AIM OF THE EXERCISE: Return the number of lines that include the string "JSON", without any other text.

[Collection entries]

━━━━━━━━━━━━━━━━━━━━

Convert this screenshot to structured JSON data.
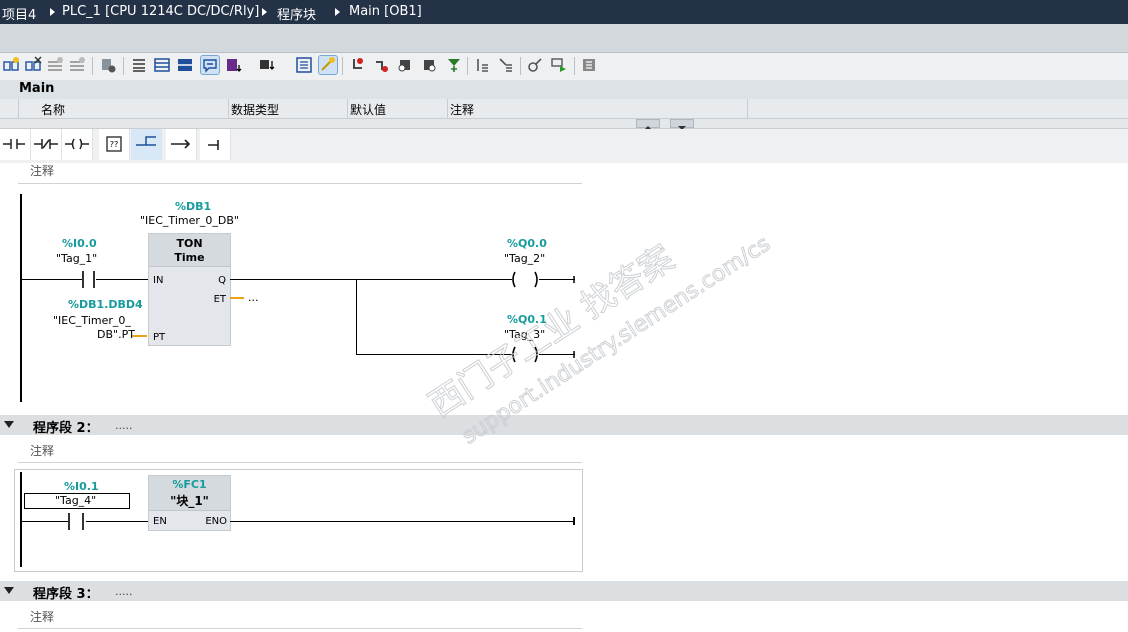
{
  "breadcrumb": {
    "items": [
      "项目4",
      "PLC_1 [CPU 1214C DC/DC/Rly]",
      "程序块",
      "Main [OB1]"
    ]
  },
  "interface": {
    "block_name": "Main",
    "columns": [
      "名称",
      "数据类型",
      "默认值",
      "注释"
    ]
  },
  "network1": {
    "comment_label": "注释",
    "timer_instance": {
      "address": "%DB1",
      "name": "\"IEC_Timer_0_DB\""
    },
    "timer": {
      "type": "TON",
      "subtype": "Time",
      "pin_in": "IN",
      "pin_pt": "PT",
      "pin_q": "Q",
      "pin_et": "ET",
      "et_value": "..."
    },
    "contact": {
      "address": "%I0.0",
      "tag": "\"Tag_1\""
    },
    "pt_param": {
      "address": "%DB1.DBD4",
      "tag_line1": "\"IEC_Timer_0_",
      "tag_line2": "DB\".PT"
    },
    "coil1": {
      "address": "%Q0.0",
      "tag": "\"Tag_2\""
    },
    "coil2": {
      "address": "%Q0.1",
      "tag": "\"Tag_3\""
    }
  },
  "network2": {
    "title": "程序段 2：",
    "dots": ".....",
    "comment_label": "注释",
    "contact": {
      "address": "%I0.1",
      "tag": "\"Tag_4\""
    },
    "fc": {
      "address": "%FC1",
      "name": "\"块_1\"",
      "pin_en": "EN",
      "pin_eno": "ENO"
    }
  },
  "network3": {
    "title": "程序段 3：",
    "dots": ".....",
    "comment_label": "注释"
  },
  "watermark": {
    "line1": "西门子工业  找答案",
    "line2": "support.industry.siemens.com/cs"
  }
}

━━━━━━━━━━━━━━━━━━━━

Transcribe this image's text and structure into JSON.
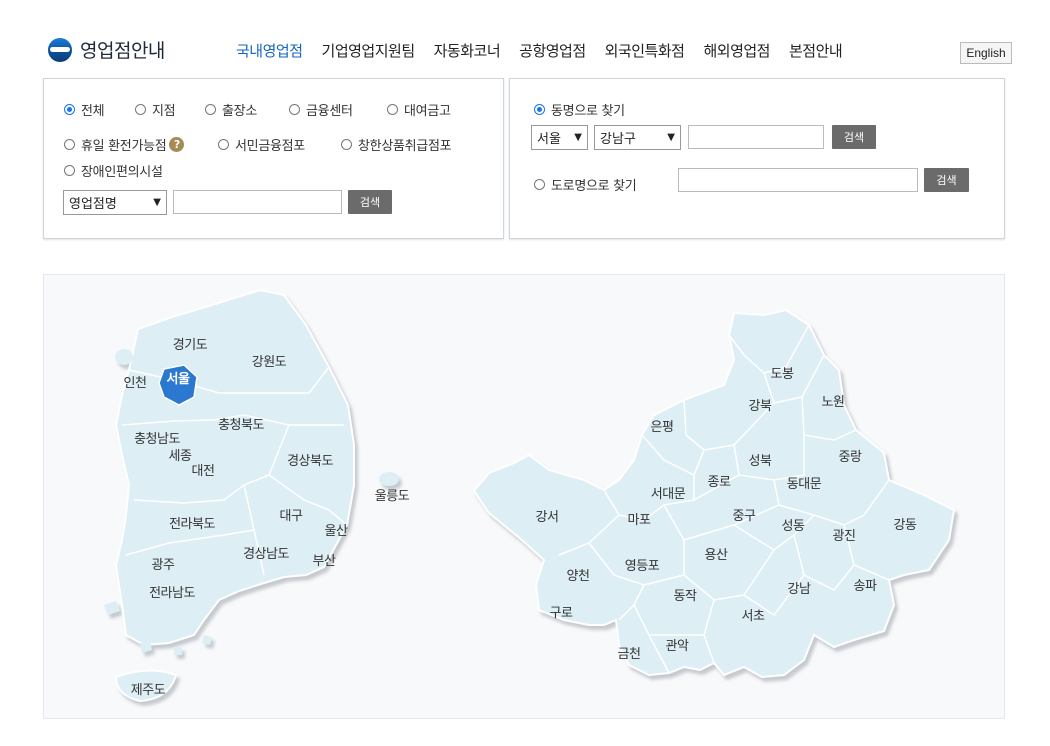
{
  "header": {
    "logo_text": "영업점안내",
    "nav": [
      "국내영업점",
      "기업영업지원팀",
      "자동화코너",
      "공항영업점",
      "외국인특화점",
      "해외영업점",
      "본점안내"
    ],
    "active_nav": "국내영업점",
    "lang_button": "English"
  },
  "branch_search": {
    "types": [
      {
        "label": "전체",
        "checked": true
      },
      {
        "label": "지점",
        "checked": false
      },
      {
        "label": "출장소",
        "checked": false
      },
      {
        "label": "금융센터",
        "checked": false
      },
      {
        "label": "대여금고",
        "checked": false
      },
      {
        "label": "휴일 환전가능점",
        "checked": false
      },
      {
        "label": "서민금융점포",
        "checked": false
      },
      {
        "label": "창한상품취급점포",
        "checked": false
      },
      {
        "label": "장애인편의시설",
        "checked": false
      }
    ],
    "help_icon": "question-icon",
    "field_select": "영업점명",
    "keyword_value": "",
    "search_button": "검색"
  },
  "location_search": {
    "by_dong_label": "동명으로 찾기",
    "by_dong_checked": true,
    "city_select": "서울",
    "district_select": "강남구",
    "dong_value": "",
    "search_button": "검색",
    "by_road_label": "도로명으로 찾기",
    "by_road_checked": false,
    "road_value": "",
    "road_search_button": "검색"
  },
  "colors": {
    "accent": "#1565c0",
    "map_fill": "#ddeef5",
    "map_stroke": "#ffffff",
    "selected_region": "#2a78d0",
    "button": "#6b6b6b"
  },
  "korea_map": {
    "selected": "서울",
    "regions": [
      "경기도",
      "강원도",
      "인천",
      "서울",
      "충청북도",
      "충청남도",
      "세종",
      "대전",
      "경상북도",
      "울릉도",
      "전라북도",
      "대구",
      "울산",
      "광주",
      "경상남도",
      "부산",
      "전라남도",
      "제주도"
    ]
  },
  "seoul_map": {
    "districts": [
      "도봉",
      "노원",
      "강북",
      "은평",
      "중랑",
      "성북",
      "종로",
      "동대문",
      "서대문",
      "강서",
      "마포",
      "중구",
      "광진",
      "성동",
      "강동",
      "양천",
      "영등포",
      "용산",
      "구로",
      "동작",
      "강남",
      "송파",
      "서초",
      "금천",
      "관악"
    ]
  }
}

━━━━━━━━━━━━━━━━━━━━

EXPECTED ANSWER: 2